-- start of Listed entries --
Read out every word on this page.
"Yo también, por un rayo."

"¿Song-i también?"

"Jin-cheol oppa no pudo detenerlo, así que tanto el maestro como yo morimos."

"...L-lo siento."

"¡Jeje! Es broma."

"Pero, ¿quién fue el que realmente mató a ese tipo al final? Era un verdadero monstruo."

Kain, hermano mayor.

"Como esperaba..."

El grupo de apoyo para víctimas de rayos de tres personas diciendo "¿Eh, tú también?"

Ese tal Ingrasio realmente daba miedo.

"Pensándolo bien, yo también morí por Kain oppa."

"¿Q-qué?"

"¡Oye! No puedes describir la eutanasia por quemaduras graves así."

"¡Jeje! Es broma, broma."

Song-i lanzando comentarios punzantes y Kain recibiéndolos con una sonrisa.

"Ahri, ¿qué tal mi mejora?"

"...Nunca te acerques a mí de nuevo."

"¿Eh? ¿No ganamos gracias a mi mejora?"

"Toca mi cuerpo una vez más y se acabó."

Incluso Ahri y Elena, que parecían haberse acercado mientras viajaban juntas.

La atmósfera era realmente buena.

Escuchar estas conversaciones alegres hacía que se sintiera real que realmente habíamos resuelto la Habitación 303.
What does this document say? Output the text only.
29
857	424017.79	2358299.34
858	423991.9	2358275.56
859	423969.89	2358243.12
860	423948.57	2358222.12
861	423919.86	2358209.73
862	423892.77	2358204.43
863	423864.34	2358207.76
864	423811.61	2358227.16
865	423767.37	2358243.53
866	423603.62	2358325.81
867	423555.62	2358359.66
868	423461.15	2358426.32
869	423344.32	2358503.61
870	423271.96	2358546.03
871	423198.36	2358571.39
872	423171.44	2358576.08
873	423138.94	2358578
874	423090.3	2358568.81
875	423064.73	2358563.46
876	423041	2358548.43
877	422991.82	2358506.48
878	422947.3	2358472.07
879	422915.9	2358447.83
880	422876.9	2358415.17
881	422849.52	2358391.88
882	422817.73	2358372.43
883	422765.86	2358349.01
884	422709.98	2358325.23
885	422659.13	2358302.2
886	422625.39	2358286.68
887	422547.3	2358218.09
-- end of Listed entries --
Collect, from the material above, every line containing the word "this".

:: Final result ::
Read out every word on this page.
What does this document say? Output the text only.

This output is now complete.